### Exercise
Make an exact copy of the lines, leaving the pictures out.

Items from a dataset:
━━━━━━━━━━━━━━━━━━━━
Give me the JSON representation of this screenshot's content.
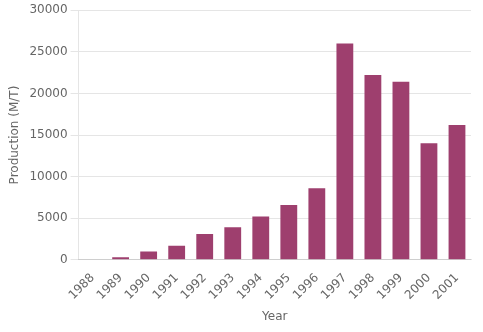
{
  "chart_data": {
    "type": "bar",
    "categories": [
      "1988",
      "1989",
      "1990",
      "1991",
      "1992",
      "1993",
      "1994",
      "1995",
      "1996",
      "1997",
      "1998",
      "1999",
      "2000",
      "2001"
    ],
    "values": [
      0,
      300,
      1000,
      1700,
      3100,
      3900,
      5200,
      6600,
      8600,
      26000,
      22200,
      21400,
      14000,
      16200
    ],
    "color": "#9e3f6e",
    "xlabel": "Year",
    "ylabel": "Production (M/T)",
    "ylim": [
      0,
      30000
    ],
    "yticks": [
      0,
      5000,
      10000,
      15000,
      20000,
      25000,
      30000
    ],
    "grid": true
  }
}
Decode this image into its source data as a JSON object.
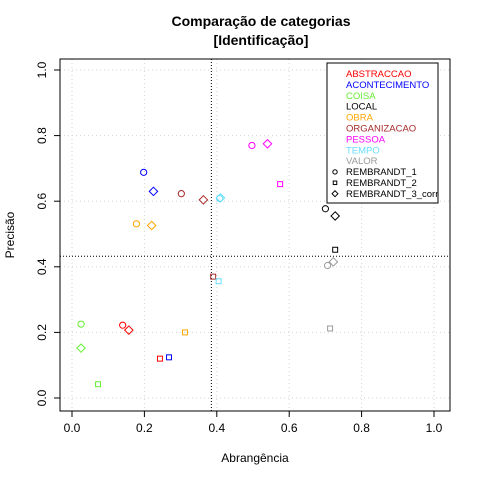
{
  "chart_data": {
    "type": "scatter",
    "title": "Comparação de categorias",
    "subtitle": "[Identificação]",
    "xlabel": "Abrangência",
    "ylabel": "Precisão",
    "xlim": [
      0,
      1
    ],
    "ylim": [
      0,
      1
    ],
    "xticks": [
      "0.0",
      "0.2",
      "0.4",
      "0.6",
      "0.8",
      "1.0"
    ],
    "yticks": [
      "0.0",
      "0.2",
      "0.4",
      "0.6",
      "0.8",
      "1.0"
    ],
    "grid": true,
    "reference_lines": {
      "x": 0.385,
      "y": 0.432
    },
    "legend_position": "top-right",
    "categories": [
      {
        "name": "ABSTRACCAO",
        "color": "#ff0000"
      },
      {
        "name": "ACONTECIMENTO",
        "color": "#0000ff"
      },
      {
        "name": "COISA",
        "color": "#66ee33"
      },
      {
        "name": "LOCAL",
        "color": "#000000"
      },
      {
        "name": "OBRA",
        "color": "#ffa500"
      },
      {
        "name": "ORGANIZACAO",
        "color": "#a52a2a"
      },
      {
        "name": "PESSOA",
        "color": "#ff00ff"
      },
      {
        "name": "TEMPO",
        "color": "#66ddff"
      },
      {
        "name": "VALOR",
        "color": "#999999"
      }
    ],
    "series": [
      {
        "name": "REMBRANDT_1",
        "marker": "circle"
      },
      {
        "name": "REMBRANDT_2",
        "marker": "square"
      },
      {
        "name": "REMBRANDT_3_corr",
        "marker": "diamond"
      }
    ],
    "points": [
      {
        "category": "ABSTRACCAO",
        "series": "REMBRANDT_1",
        "x": 0.14,
        "y": 0.222
      },
      {
        "category": "ABSTRACCAO",
        "series": "REMBRANDT_3_corr",
        "x": 0.157,
        "y": 0.207
      },
      {
        "category": "ACONTECIMENTO",
        "series": "REMBRANDT_1",
        "x": 0.198,
        "y": 0.688
      },
      {
        "category": "ACONTECIMENTO",
        "series": "REMBRANDT_3_corr",
        "x": 0.225,
        "y": 0.63
      },
      {
        "category": "ACONTECIMENTO",
        "series": "REMBRANDT_2",
        "x": 0.268,
        "y": 0.124
      },
      {
        "category": "COISA",
        "series": "REMBRANDT_1",
        "x": 0.025,
        "y": 0.225
      },
      {
        "category": "COISA",
        "series": "REMBRANDT_3_corr",
        "x": 0.025,
        "y": 0.152
      },
      {
        "category": "COISA",
        "series": "REMBRANDT_2",
        "x": 0.072,
        "y": 0.042
      },
      {
        "category": "LOCAL",
        "series": "REMBRANDT_1",
        "x": 0.7,
        "y": 0.577
      },
      {
        "category": "LOCAL",
        "series": "REMBRANDT_3_corr",
        "x": 0.727,
        "y": 0.555
      },
      {
        "category": "LOCAL",
        "series": "REMBRANDT_2",
        "x": 0.727,
        "y": 0.452
      },
      {
        "category": "OBRA",
        "series": "REMBRANDT_1",
        "x": 0.178,
        "y": 0.531
      },
      {
        "category": "OBRA",
        "series": "REMBRANDT_3_corr",
        "x": 0.22,
        "y": 0.526
      },
      {
        "category": "OBRA",
        "series": "REMBRANDT_2",
        "x": 0.312,
        "y": 0.2
      },
      {
        "category": "ORGANIZACAO",
        "series": "REMBRANDT_1",
        "x": 0.302,
        "y": 0.623
      },
      {
        "category": "ORGANIZACAO",
        "series": "REMBRANDT_3_corr",
        "x": 0.363,
        "y": 0.604
      },
      {
        "category": "ORGANIZACAO",
        "series": "REMBRANDT_2",
        "x": 0.39,
        "y": 0.37
      },
      {
        "category": "ABSTRACCAO",
        "series": "REMBRANDT_2",
        "x": 0.243,
        "y": 0.12
      },
      {
        "category": "PESSOA",
        "series": "REMBRANDT_1",
        "x": 0.497,
        "y": 0.77
      },
      {
        "category": "PESSOA",
        "series": "REMBRANDT_3_corr",
        "x": 0.54,
        "y": 0.775
      },
      {
        "category": "PESSOA",
        "series": "REMBRANDT_2",
        "x": 0.575,
        "y": 0.652
      },
      {
        "category": "TEMPO",
        "series": "REMBRANDT_1",
        "x": 0.408,
        "y": 0.608
      },
      {
        "category": "TEMPO",
        "series": "REMBRANDT_3_corr",
        "x": 0.41,
        "y": 0.61
      },
      {
        "category": "TEMPO",
        "series": "REMBRANDT_2",
        "x": 0.405,
        "y": 0.356
      },
      {
        "category": "VALOR",
        "series": "REMBRANDT_1",
        "x": 0.706,
        "y": 0.404
      },
      {
        "category": "VALOR",
        "series": "REMBRANDT_3_corr",
        "x": 0.722,
        "y": 0.415
      },
      {
        "category": "VALOR",
        "series": "REMBRANDT_2",
        "x": 0.713,
        "y": 0.212
      }
    ]
  }
}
━━━━━━━━━━━━━━━━━━━━
### Answer to this task
Give me the JSON representation of this screenshot's content.
{
  "chart_data": {
    "type": "bar",
    "categories": [
      "1988",
      "1989",
      "1990",
      "1991",
      "1992",
      "1993",
      "1994",
      "1995",
      "1996",
      "1997",
      "1998",
      "1999",
      "2000",
      "2001"
    ],
    "values": [
      0,
      300,
      1000,
      1700,
      3100,
      3900,
      5200,
      6600,
      8600,
      26000,
      22200,
      21400,
      14000,
      16200
    ],
    "color": "#9e3f6e",
    "xlabel": "Year",
    "ylabel": "Production (M/T)",
    "ylim": [
      0,
      30000
    ],
    "yticks": [
      0,
      5000,
      10000,
      15000,
      20000,
      25000,
      30000
    ],
    "grid": true
  }
}
Decode this image into its source data as a JSON object.
{
  "chart_data": {
    "type": "scatter",
    "title": "Comparação de categorias",
    "subtitle": "[Identificação]",
    "xlabel": "Abrangência",
    "ylabel": "Precisão",
    "xlim": [
      0,
      1
    ],
    "ylim": [
      0,
      1
    ],
    "xticks": [
      "0.0",
      "0.2",
      "0.4",
      "0.6",
      "0.8",
      "1.0"
    ],
    "yticks": [
      "0.0",
      "0.2",
      "0.4",
      "0.6",
      "0.8",
      "1.0"
    ],
    "grid": true,
    "reference_lines": {
      "x": 0.385,
      "y": 0.432
    },
    "legend_position": "top-right",
    "categories": [
      {
        "name": "ABSTRACCAO",
        "color": "#ff0000"
      },
      {
        "name": "ACONTECIMENTO",
        "color": "#0000ff"
      },
      {
        "name": "COISA",
        "color": "#66ee33"
      },
      {
        "name": "LOCAL",
        "color": "#000000"
      },
      {
        "name": "OBRA",
        "color": "#ffa500"
      },
      {
        "name": "ORGANIZACAO",
        "color": "#a52a2a"
      },
      {
        "name": "PESSOA",
        "color": "#ff00ff"
      },
      {
        "name": "TEMPO",
        "color": "#66ddff"
      },
      {
        "name": "VALOR",
        "color": "#999999"
      }
    ],
    "series": [
      {
        "name": "REMBRANDT_1",
        "marker": "circle"
      },
      {
        "name": "REMBRANDT_2",
        "marker": "square"
      },
      {
        "name": "REMBRANDT_3_corr",
        "marker": "diamond"
      }
    ],
    "points": [
      {
        "category": "ABSTRACCAO",
        "series": "REMBRANDT_1",
        "x": 0.14,
        "y": 0.222
      },
      {
        "category": "ABSTRACCAO",
        "series": "REMBRANDT_3_corr",
        "x": 0.157,
        "y": 0.207
      },
      {
        "category": "ACONTECIMENTO",
        "series": "REMBRANDT_1",
        "x": 0.198,
        "y": 0.688
      },
      {
        "category": "ACONTECIMENTO",
        "series": "REMBRANDT_3_corr",
        "x": 0.225,
        "y": 0.63
      },
      {
        "category": "ACONTECIMENTO",
        "series": "REMBRANDT_2",
        "x": 0.268,
        "y": 0.124
      },
      {
        "category": "COISA",
        "series": "REMBRANDT_1",
        "x": 0.025,
        "y": 0.225
      },
      {
        "category": "COISA",
        "series": "REMBRANDT_3_corr",
        "x": 0.025,
        "y": 0.152
      },
      {
        "category": "COISA",
        "series": "REMBRANDT_2",
        "x": 0.072,
        "y": 0.042
      },
      {
        "category": "LOCAL",
        "series": "REMBRANDT_1",
        "x": 0.7,
        "y": 0.577
      },
      {
        "category": "LOCAL",
        "series": "REMBRANDT_3_corr",
        "x": 0.727,
        "y": 0.555
      },
      {
        "category": "LOCAL",
        "series": "REMBRANDT_2",
        "x": 0.727,
        "y": 0.452
      },
      {
        "category": "OBRA",
        "series": "REMBRANDT_1",
        "x": 0.178,
        "y": 0.531
      },
      {
        "category": "OBRA",
        "series": "REMBRANDT_3_corr",
        "x": 0.22,
        "y": 0.526
      },
      {
        "category": "OBRA",
        "series": "REMBRANDT_2",
        "x": 0.312,
        "y": 0.2
      },
      {
        "category": "ORGANIZACAO",
        "series": "REMBRANDT_1",
        "x": 0.302,
        "y": 0.623
      },
      {
        "category": "ORGANIZACAO",
        "series": "REMBRANDT_3_corr",
        "x": 0.363,
        "y": 0.604
      },
      {
        "category": "ORGANIZACAO",
        "series": "REMBRANDT_2",
        "x": 0.39,
        "y": 0.37
      },
      {
        "category": "ABSTRACCAO",
        "series": "REMBRANDT_2",
        "x": 0.243,
        "y": 0.12
      },
      {
        "category": "PESSOA",
        "series": "REMBRANDT_1",
        "x": 0.497,
        "y": 0.77
      },
      {
        "category": "PESSOA",
        "series": "REMBRANDT_3_corr",
        "x": 0.54,
        "y": 0.775
      },
      {
        "category": "PESSOA",
        "series": "REMBRANDT_2",
        "x": 0.575,
        "y": 0.652
      },
      {
        "category": "TEMPO",
        "series": "REMBRANDT_1",
        "x": 0.408,
        "y": 0.608
      },
      {
        "category": "TEMPO",
        "series": "REMBRANDT_3_corr",
        "x": 0.41,
        "y": 0.61
      },
      {
        "category": "TEMPO",
        "series": "REMBRANDT_2",
        "x": 0.405,
        "y": 0.356
      },
      {
        "category": "VALOR",
        "series": "REMBRANDT_1",
        "x": 0.706,
        "y": 0.404
      },
      {
        "category": "VALOR",
        "series": "REMBRANDT_3_corr",
        "x": 0.722,
        "y": 0.415
      },
      {
        "category": "VALOR",
        "series": "REMBRANDT_2",
        "x": 0.713,
        "y": 0.212
      }
    ]
  }
}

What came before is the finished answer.